▸ WRITTEN REQUEST: Identify the lines that contain the word "มหาว", then copy them.

▸ INPUT ROWS:
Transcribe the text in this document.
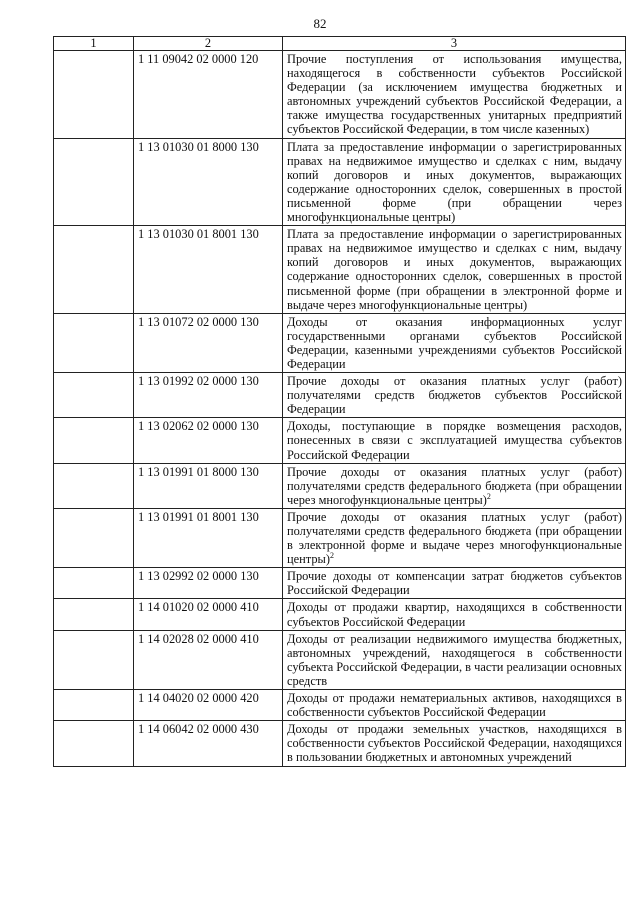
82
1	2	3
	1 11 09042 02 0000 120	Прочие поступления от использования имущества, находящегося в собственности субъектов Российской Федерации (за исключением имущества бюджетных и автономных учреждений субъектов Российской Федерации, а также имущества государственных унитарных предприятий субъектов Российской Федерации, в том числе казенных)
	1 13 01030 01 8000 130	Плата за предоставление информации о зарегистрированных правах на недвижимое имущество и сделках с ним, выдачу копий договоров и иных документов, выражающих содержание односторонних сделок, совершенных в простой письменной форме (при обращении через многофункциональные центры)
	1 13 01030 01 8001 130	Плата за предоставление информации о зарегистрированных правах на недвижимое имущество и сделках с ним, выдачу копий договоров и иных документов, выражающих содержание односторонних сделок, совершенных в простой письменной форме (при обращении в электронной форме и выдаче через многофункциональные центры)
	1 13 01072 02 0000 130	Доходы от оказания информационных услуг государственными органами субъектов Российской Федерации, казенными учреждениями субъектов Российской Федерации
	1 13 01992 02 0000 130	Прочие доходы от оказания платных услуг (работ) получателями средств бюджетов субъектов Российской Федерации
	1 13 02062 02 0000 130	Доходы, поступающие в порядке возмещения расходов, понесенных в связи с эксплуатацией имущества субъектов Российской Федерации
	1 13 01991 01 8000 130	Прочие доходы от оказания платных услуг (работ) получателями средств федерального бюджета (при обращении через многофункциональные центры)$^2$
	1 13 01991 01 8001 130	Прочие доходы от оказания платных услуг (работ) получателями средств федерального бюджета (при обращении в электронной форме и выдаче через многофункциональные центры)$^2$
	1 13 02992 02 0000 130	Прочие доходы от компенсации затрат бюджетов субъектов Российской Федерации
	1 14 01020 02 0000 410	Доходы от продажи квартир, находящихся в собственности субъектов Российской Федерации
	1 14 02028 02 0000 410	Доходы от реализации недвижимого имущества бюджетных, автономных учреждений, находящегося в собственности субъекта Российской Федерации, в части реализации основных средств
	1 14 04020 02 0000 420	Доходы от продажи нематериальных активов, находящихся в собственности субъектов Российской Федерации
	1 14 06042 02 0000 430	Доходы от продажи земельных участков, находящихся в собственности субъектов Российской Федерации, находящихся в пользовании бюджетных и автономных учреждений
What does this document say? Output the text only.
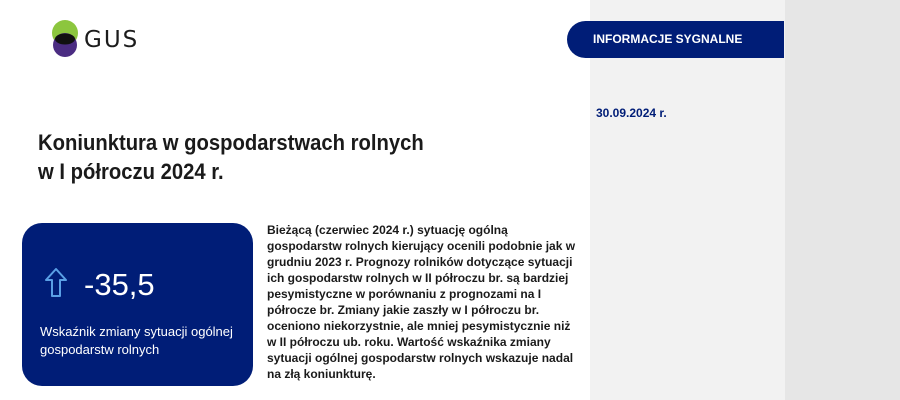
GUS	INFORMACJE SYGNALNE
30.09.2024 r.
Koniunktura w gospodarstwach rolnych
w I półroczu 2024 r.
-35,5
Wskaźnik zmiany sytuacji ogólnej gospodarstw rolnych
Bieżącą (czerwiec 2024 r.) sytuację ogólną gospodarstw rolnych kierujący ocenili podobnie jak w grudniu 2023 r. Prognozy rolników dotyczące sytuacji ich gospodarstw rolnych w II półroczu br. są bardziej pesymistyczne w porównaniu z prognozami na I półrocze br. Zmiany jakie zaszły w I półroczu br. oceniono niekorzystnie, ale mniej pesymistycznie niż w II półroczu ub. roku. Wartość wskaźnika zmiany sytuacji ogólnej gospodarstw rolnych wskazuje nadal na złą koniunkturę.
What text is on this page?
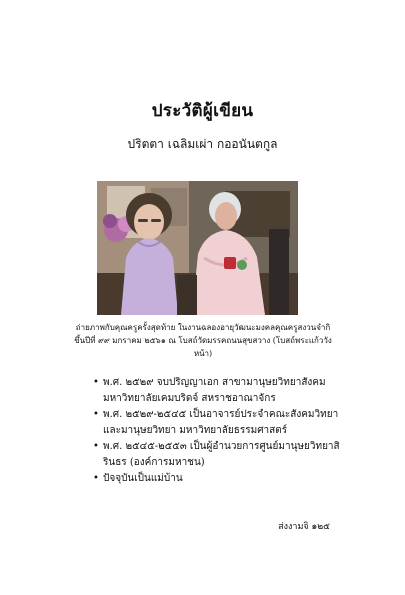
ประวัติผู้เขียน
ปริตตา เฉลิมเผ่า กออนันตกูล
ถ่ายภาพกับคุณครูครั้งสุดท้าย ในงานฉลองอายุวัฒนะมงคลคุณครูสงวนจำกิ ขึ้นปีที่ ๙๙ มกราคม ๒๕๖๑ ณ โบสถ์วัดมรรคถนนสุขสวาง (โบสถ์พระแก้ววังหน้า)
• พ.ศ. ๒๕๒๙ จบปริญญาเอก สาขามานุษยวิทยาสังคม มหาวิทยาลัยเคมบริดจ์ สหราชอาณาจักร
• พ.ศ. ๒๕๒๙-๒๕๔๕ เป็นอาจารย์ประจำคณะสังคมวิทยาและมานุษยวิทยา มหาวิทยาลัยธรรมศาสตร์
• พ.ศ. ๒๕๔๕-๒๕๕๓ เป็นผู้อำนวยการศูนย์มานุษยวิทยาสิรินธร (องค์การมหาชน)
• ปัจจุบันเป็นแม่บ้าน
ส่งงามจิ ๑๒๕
---
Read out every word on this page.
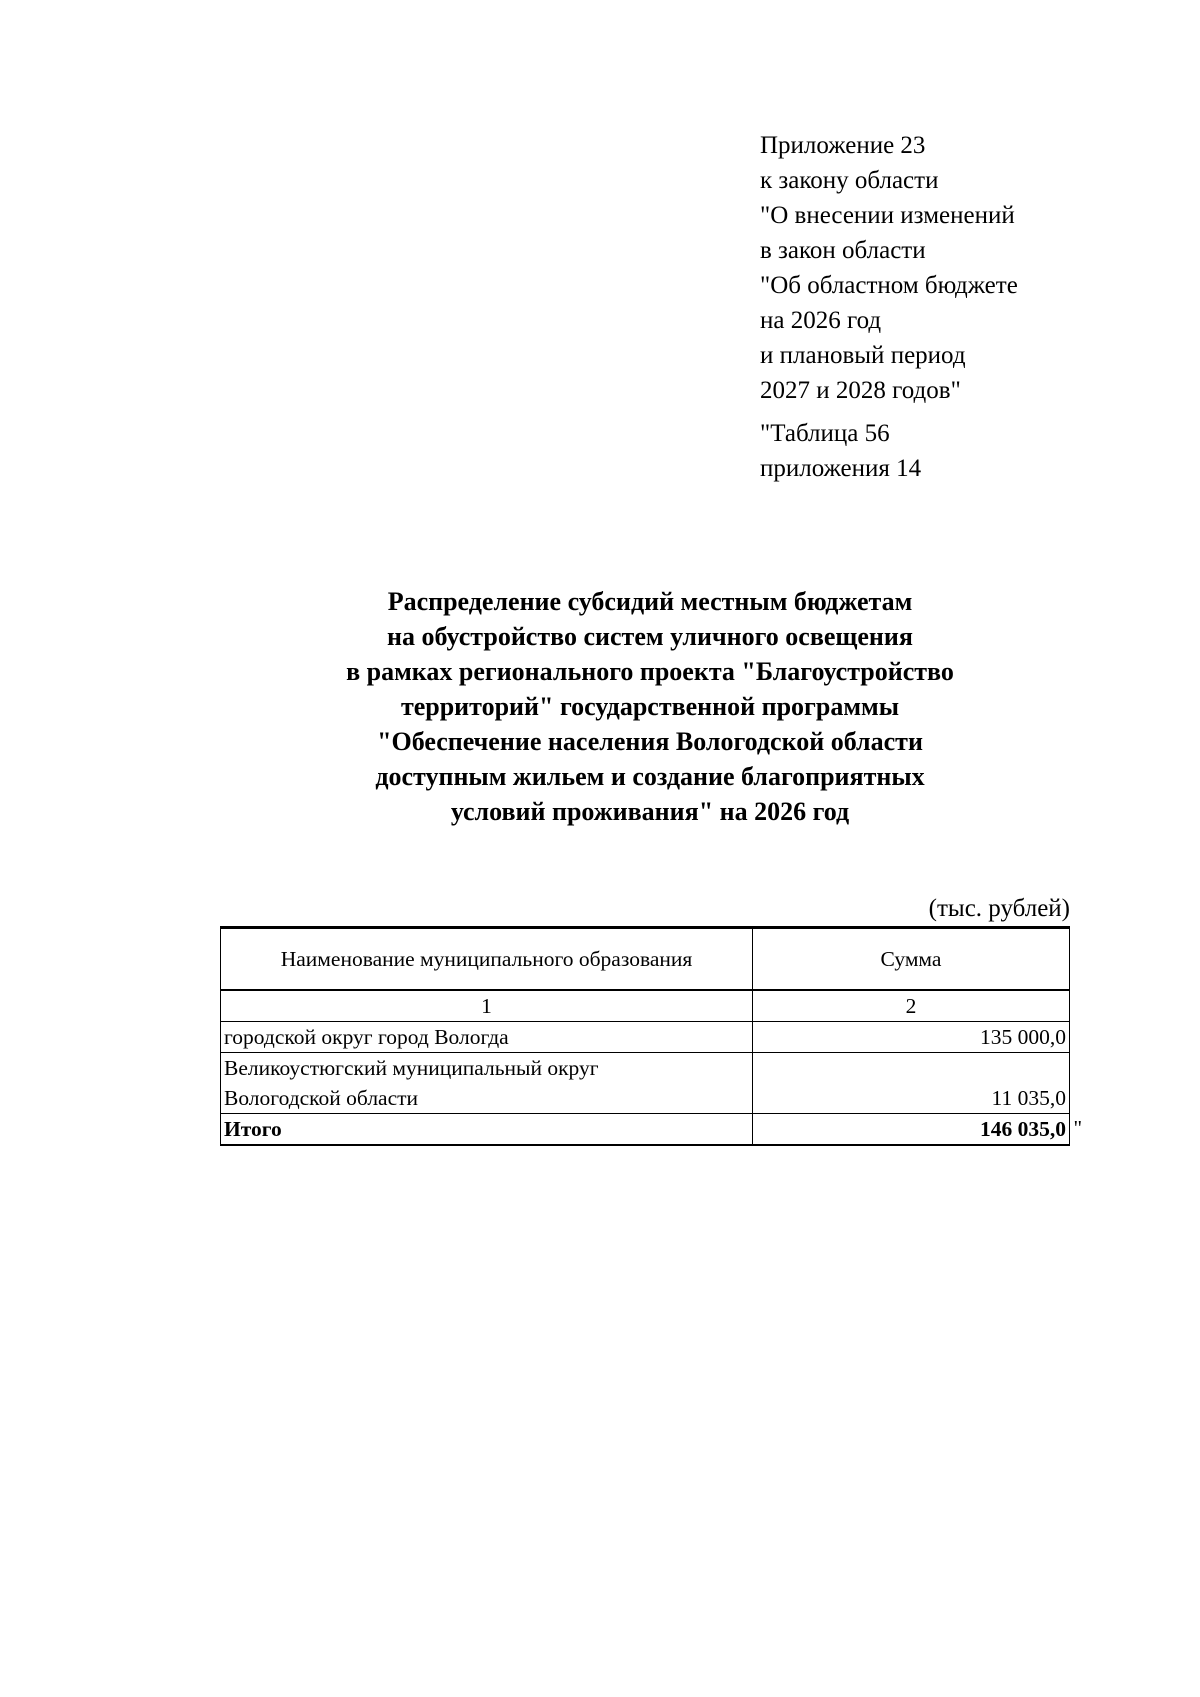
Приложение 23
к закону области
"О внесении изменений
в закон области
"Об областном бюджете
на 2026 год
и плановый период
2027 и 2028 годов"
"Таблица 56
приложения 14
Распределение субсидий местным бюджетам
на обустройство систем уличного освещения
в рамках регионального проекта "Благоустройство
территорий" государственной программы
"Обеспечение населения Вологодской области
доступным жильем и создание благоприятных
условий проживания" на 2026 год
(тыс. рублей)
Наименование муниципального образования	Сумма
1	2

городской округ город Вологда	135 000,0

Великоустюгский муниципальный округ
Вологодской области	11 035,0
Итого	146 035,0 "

▸ WORKED ANSWER:
• พ.ศ. ๒๕๒๙ จบปริญญาเอก สาขามานุษยวิทยาสังคม มหาวิทยาลัยเคมบริดจ์ สหราชอาณาจักร
• พ.ศ. ๒๕๒๙-๒๕๔๕ เป็นอาจารย์ประจำคณะสังคมวิทยาและมานุษยวิทยา มหาวิทยาลัยธรรมศาสตร์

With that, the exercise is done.